Go over the entries below line by line, copying each one that contains the word "color".

┌────────

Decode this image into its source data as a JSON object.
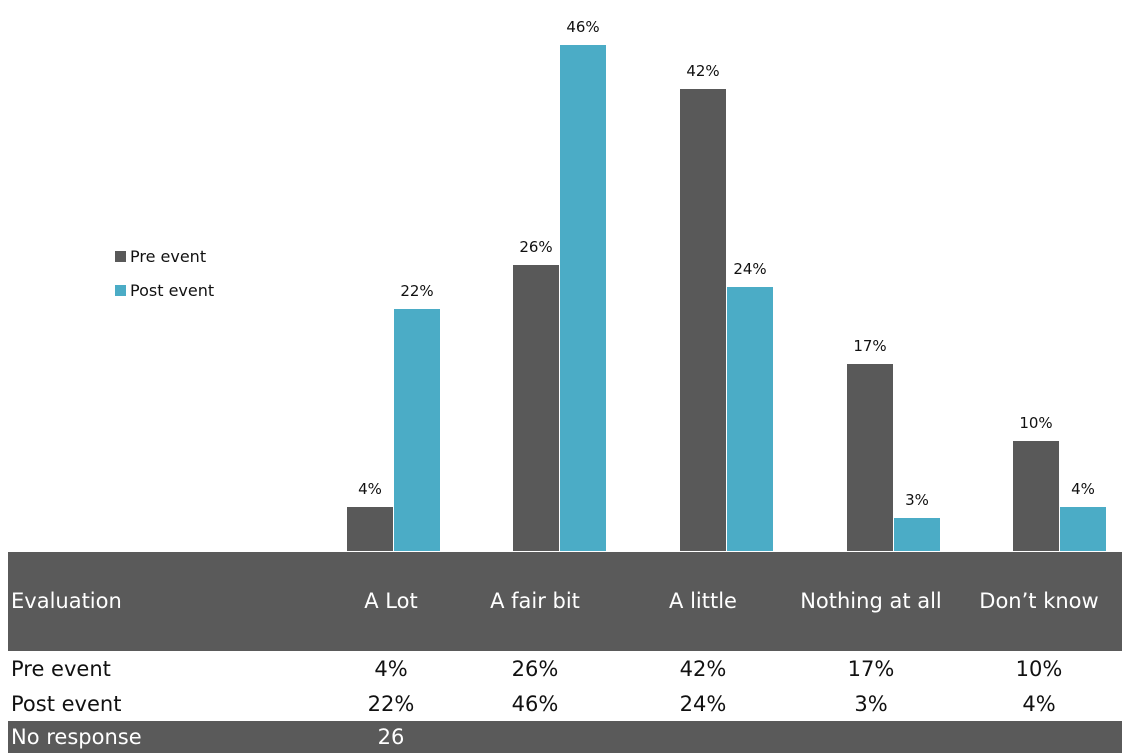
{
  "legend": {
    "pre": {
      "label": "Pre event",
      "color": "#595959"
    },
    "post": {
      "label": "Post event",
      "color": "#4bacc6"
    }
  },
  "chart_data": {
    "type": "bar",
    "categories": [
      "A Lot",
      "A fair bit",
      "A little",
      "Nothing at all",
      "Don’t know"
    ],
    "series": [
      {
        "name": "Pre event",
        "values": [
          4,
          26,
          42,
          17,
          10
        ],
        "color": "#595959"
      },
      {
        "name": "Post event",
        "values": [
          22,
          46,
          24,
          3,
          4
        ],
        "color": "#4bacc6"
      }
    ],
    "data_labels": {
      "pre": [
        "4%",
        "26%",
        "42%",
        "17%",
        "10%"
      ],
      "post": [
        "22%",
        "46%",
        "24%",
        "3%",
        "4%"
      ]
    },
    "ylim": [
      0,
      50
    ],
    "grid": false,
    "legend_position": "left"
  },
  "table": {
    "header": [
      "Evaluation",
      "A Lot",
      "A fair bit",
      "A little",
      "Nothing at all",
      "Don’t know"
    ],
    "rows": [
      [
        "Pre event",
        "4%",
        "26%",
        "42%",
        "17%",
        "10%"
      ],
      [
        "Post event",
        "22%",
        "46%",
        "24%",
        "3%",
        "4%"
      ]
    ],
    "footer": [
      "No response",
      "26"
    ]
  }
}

└────────
┌────────

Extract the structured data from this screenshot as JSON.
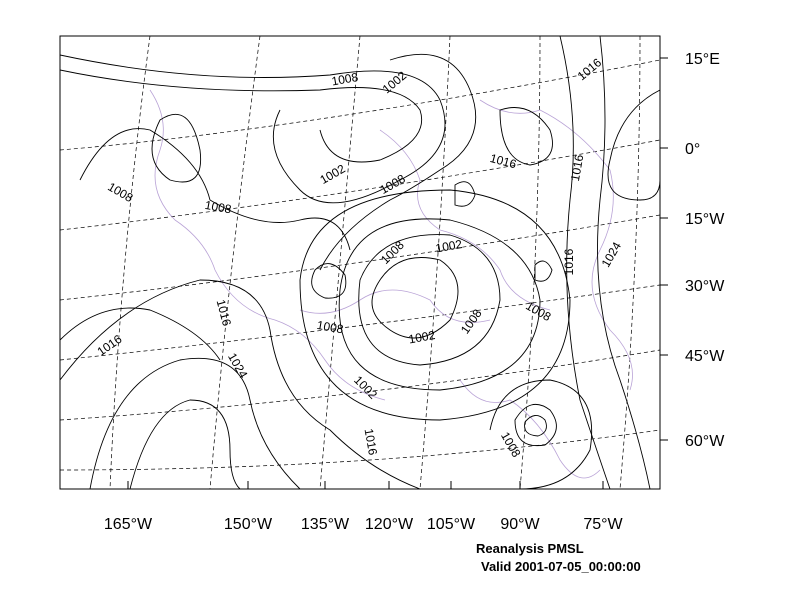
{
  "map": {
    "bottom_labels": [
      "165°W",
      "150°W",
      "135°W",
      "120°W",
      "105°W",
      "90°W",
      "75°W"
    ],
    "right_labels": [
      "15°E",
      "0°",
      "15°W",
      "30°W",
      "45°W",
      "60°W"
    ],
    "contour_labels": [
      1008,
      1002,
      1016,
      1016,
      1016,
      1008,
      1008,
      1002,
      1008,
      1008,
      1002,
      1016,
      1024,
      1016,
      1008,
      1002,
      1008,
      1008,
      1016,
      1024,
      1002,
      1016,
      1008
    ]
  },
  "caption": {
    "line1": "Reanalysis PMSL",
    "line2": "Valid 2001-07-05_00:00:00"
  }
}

└────────

■ **COMPLETE OUTPUT**:
      "color": "#595959"
      "color": "#4bacc6"
        "color": "#595959"
        "color": "#4bacc6"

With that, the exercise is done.